● TASK BRIEF: Using the material below, copy every line where "mushrooms" appears.

::::::

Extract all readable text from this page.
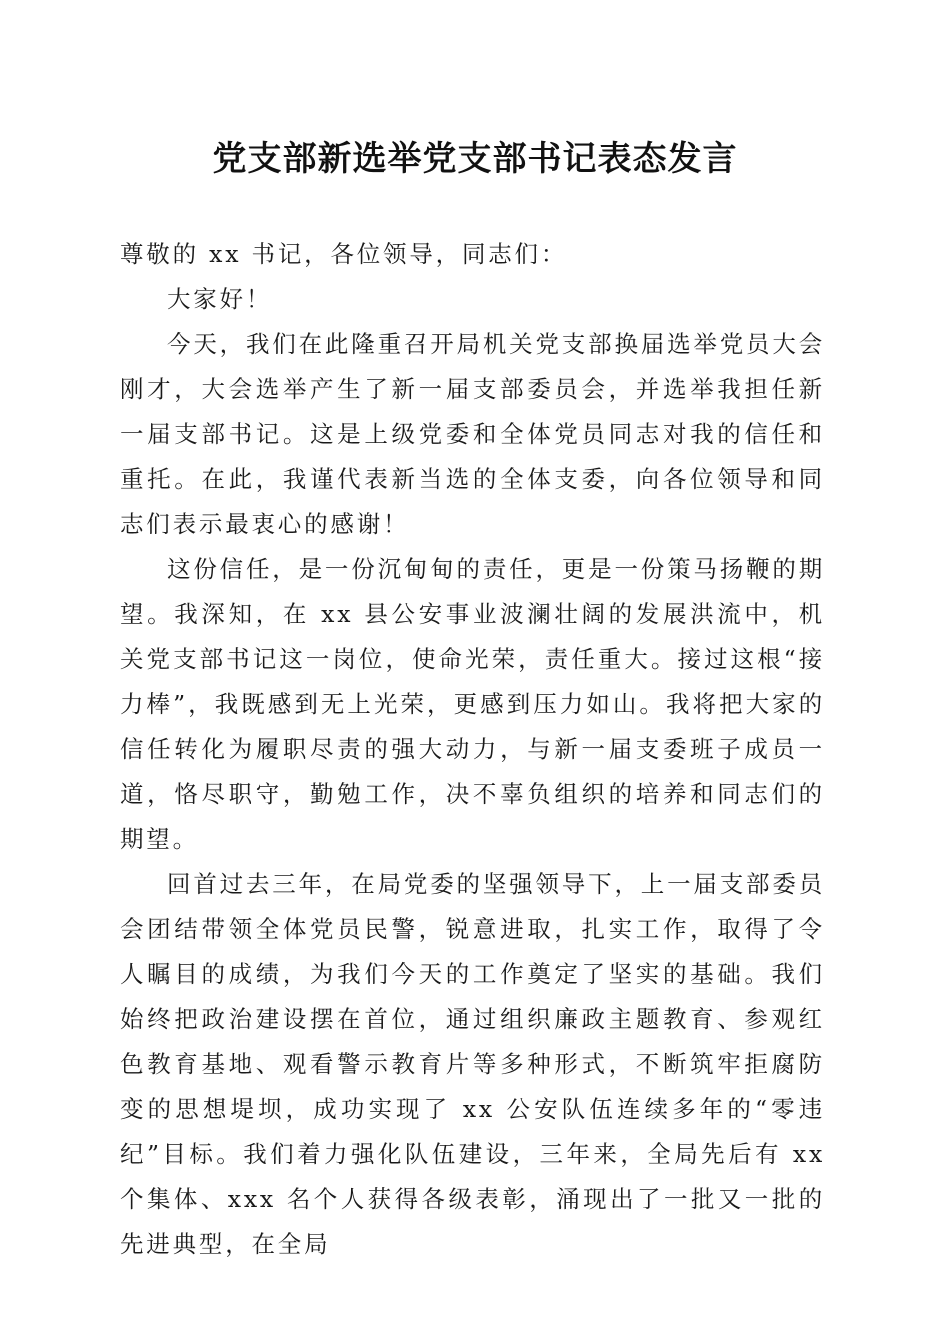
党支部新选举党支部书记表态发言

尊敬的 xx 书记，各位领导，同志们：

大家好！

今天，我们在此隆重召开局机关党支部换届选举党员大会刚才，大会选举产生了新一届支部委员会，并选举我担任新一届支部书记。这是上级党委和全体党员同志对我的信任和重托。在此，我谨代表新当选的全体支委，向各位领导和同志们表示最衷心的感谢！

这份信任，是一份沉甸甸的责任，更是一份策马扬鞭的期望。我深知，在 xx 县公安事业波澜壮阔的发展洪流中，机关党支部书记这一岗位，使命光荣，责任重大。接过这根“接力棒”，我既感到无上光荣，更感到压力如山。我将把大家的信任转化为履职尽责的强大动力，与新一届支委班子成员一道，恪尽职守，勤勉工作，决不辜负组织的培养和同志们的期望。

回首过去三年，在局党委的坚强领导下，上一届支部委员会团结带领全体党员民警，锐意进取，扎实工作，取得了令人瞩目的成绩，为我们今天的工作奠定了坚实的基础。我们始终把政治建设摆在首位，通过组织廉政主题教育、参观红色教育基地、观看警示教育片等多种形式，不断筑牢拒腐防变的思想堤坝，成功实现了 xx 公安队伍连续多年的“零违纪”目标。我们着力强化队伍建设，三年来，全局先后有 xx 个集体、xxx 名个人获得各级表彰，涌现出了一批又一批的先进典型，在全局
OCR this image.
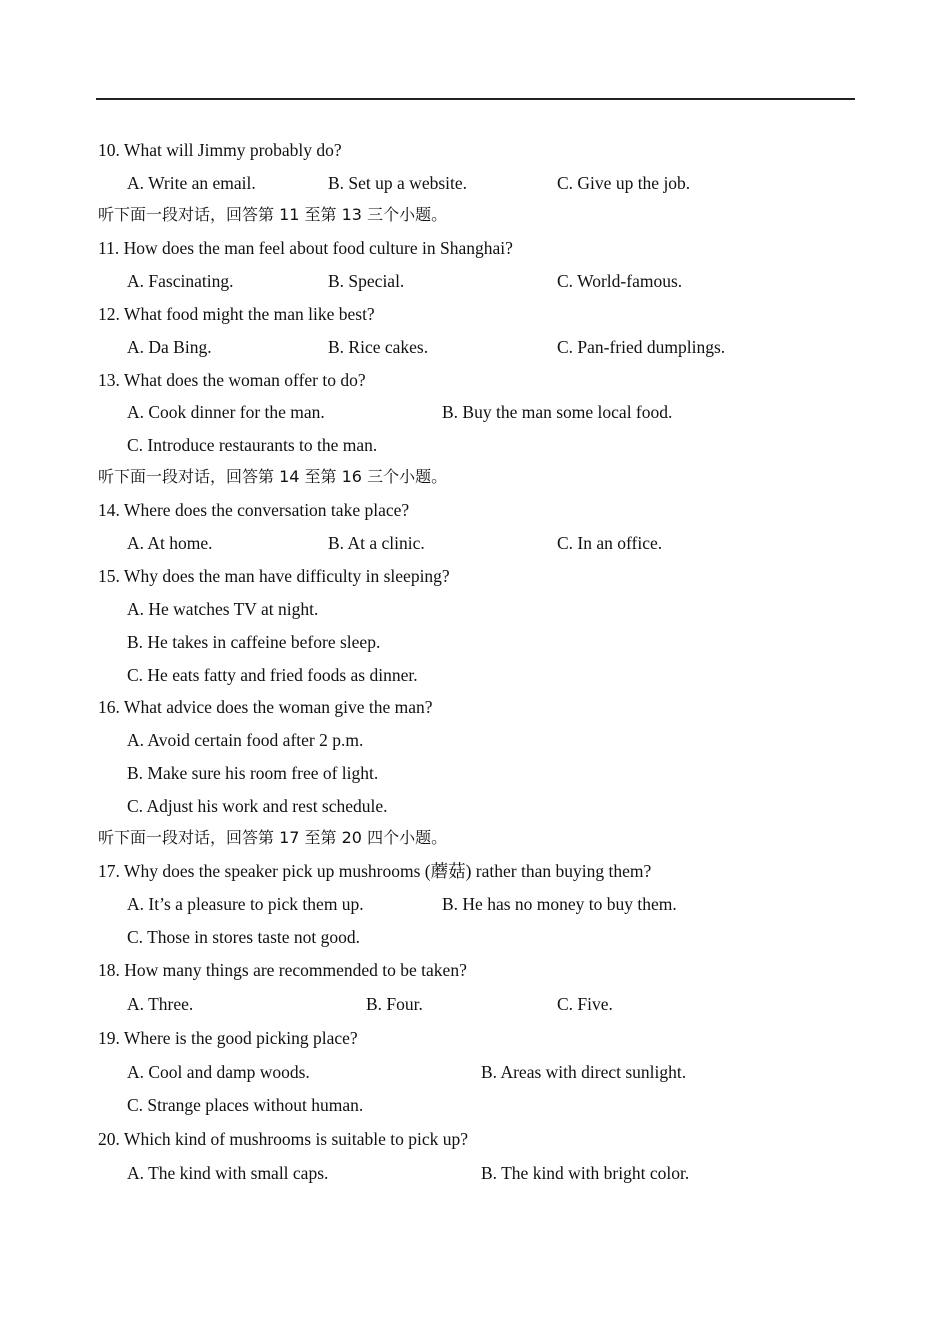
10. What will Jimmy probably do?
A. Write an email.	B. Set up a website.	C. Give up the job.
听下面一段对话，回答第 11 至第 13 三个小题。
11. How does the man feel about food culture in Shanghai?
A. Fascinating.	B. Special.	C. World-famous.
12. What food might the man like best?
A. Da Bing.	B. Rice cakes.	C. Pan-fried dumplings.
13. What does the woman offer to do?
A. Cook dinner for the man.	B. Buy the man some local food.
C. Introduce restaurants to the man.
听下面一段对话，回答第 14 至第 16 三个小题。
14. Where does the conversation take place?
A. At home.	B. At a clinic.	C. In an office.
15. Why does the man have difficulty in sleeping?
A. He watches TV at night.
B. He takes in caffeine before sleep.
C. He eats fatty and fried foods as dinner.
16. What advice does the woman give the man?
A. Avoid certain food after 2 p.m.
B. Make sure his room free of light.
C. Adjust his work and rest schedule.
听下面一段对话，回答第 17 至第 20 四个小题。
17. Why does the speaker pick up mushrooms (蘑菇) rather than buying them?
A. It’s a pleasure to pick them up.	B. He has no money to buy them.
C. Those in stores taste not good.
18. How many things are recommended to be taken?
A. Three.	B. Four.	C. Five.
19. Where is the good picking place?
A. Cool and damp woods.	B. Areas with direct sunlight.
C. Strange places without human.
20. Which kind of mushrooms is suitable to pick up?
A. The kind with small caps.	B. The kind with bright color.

::::::

● TASK ANSWER:
17. Why does the speaker pick up mushrooms (蘑菇) rather than buying them?
20. Which kind of mushrooms is suitable to pick up?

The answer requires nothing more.